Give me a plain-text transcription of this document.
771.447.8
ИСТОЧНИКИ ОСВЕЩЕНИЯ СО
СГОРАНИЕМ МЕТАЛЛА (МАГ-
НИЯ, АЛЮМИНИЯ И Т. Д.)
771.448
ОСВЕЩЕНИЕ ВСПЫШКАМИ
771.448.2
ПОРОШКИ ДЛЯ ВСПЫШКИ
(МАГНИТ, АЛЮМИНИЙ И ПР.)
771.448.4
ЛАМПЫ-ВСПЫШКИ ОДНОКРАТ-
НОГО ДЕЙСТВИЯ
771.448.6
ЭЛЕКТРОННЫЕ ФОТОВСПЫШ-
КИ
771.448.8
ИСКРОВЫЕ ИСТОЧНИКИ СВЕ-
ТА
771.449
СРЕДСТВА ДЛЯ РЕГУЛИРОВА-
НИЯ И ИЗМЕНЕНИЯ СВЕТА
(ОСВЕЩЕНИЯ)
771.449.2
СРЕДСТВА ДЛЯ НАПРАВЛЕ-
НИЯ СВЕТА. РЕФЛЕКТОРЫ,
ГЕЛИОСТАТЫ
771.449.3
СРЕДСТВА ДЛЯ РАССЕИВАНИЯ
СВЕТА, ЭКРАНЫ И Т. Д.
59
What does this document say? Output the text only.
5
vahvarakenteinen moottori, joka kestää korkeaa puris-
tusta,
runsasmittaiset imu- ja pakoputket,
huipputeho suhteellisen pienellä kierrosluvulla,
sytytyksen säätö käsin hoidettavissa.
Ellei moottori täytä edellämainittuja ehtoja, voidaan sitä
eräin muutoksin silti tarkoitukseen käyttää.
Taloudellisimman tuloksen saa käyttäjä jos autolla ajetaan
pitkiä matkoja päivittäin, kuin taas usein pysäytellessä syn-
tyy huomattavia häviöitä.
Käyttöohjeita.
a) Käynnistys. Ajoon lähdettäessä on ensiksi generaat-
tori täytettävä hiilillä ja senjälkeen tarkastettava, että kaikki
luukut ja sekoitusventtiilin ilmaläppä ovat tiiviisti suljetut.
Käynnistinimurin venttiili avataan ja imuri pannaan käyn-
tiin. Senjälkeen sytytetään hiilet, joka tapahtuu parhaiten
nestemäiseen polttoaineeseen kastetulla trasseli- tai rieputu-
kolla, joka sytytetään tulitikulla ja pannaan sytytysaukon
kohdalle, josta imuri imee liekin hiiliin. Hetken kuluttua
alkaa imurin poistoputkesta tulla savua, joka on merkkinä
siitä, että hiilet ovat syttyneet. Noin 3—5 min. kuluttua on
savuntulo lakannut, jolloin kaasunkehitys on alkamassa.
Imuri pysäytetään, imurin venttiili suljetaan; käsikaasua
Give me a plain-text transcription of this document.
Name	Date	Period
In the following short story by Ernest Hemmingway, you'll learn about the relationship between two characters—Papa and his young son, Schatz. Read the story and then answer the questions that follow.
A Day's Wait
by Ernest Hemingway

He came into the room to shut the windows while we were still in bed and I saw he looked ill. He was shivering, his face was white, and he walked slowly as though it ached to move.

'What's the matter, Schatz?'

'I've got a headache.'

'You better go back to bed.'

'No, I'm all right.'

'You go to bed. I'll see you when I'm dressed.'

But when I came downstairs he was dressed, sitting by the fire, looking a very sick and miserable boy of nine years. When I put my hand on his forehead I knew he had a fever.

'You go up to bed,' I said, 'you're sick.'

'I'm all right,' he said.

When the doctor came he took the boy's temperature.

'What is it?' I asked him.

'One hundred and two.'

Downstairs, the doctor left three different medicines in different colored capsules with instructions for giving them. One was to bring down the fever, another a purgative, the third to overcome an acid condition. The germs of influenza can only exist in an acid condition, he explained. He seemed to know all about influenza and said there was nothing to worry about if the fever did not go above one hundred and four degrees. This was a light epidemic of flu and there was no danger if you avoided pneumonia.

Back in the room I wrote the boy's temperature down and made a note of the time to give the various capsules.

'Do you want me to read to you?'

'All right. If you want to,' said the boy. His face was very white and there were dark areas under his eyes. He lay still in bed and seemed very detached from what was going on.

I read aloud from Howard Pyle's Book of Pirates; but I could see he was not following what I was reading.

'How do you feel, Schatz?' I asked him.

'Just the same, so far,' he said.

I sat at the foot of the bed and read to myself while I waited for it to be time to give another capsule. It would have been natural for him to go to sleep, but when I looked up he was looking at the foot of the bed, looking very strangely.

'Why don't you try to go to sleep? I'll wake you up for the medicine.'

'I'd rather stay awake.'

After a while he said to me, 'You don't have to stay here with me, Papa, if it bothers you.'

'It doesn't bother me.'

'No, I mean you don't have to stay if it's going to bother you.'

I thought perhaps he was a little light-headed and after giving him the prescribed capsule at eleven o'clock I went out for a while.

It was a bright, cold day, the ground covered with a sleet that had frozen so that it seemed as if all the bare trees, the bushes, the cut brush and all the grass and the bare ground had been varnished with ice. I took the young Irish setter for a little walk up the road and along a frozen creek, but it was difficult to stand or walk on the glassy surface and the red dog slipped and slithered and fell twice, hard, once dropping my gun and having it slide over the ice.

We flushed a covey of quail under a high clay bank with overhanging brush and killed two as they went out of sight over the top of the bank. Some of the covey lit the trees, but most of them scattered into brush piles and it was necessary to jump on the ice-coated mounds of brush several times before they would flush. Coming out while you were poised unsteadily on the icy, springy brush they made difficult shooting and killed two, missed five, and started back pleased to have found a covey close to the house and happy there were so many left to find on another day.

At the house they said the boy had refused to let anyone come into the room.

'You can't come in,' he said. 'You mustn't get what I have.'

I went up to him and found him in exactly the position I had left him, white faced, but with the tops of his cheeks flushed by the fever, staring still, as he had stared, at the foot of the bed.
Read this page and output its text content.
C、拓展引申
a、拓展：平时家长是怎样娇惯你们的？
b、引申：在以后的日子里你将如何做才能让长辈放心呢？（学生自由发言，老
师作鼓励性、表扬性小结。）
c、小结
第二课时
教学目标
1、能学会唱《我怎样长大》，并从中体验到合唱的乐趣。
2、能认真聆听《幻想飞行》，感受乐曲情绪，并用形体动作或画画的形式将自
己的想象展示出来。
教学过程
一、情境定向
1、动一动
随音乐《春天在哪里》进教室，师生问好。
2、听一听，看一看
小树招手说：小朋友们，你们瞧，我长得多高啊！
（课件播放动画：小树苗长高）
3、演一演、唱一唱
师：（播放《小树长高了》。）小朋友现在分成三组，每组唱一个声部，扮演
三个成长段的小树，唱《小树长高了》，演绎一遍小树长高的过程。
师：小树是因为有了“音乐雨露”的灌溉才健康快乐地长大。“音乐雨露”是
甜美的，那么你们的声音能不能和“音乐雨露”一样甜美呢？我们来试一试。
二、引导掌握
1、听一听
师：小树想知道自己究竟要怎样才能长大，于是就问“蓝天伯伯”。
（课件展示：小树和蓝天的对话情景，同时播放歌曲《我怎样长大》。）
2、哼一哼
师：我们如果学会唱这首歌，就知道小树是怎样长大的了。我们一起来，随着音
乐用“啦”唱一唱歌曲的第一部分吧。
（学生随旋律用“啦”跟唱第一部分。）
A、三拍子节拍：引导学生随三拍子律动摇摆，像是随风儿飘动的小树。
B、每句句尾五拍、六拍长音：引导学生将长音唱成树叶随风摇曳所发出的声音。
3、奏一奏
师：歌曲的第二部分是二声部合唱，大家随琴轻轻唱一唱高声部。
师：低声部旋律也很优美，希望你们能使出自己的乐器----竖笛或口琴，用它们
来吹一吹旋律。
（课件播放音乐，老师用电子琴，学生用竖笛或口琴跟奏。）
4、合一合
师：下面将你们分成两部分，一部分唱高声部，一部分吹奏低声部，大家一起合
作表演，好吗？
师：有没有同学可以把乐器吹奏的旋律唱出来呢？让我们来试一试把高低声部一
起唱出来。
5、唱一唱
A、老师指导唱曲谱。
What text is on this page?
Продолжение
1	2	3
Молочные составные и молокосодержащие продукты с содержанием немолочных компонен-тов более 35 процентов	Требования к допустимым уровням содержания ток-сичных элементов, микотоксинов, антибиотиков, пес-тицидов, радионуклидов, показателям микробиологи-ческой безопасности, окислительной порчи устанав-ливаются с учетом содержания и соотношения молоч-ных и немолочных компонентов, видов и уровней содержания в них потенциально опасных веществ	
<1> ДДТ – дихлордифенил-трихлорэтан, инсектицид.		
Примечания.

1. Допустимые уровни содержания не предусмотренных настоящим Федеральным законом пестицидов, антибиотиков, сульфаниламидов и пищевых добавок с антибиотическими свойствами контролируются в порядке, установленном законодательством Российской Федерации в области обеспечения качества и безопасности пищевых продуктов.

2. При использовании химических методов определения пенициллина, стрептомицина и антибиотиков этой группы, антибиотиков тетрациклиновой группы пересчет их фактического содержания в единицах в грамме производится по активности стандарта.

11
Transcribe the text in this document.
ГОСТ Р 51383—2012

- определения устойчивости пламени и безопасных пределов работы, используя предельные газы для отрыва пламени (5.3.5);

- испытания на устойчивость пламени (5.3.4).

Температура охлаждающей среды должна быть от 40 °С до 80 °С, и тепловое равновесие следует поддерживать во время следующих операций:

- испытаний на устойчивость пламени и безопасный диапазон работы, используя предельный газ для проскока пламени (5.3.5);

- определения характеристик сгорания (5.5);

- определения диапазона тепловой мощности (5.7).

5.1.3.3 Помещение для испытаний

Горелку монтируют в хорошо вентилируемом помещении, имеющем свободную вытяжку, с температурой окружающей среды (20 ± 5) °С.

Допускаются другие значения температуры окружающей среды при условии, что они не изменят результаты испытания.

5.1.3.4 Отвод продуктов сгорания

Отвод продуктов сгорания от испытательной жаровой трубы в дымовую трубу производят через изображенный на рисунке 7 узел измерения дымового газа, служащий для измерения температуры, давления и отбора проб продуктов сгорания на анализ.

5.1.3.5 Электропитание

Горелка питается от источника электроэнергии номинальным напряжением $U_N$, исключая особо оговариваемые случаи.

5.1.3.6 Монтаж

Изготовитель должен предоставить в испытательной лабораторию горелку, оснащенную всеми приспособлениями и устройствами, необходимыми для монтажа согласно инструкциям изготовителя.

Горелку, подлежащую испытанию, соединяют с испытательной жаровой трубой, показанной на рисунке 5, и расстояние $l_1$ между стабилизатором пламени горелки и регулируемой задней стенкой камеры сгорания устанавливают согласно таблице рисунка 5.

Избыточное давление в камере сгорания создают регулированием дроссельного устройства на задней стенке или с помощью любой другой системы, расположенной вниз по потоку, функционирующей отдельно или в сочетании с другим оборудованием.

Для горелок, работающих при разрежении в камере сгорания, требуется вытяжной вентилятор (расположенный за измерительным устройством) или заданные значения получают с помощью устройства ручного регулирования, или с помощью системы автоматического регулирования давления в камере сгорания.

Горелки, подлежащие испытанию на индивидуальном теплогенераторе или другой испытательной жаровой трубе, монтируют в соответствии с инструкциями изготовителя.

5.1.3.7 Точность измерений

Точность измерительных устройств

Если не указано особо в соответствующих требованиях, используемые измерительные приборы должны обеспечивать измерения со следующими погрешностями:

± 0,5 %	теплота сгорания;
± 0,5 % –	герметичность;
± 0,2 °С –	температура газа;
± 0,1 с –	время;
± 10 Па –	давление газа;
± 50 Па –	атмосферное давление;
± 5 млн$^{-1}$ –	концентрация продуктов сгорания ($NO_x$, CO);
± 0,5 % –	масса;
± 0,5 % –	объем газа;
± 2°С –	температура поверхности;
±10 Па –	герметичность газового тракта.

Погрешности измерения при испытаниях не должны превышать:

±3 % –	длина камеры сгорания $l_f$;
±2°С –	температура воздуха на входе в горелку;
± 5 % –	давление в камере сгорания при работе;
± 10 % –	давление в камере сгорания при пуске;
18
============
Filter the listing above by the word "looking"; copy each line that passes.

Solution below ::
But when I came downstairs he was dressed, sitting by the fire, looking a very sick and miserable boy of nine years. When I put my hand on his forehead I knew he had a fever.
I sat at the foot of the bed and read to myself while I waited for it to be time to give another capsule. It would have been natural for him to go to sleep, but when I looked up he was looking at the foot of the bed, looking very strangely.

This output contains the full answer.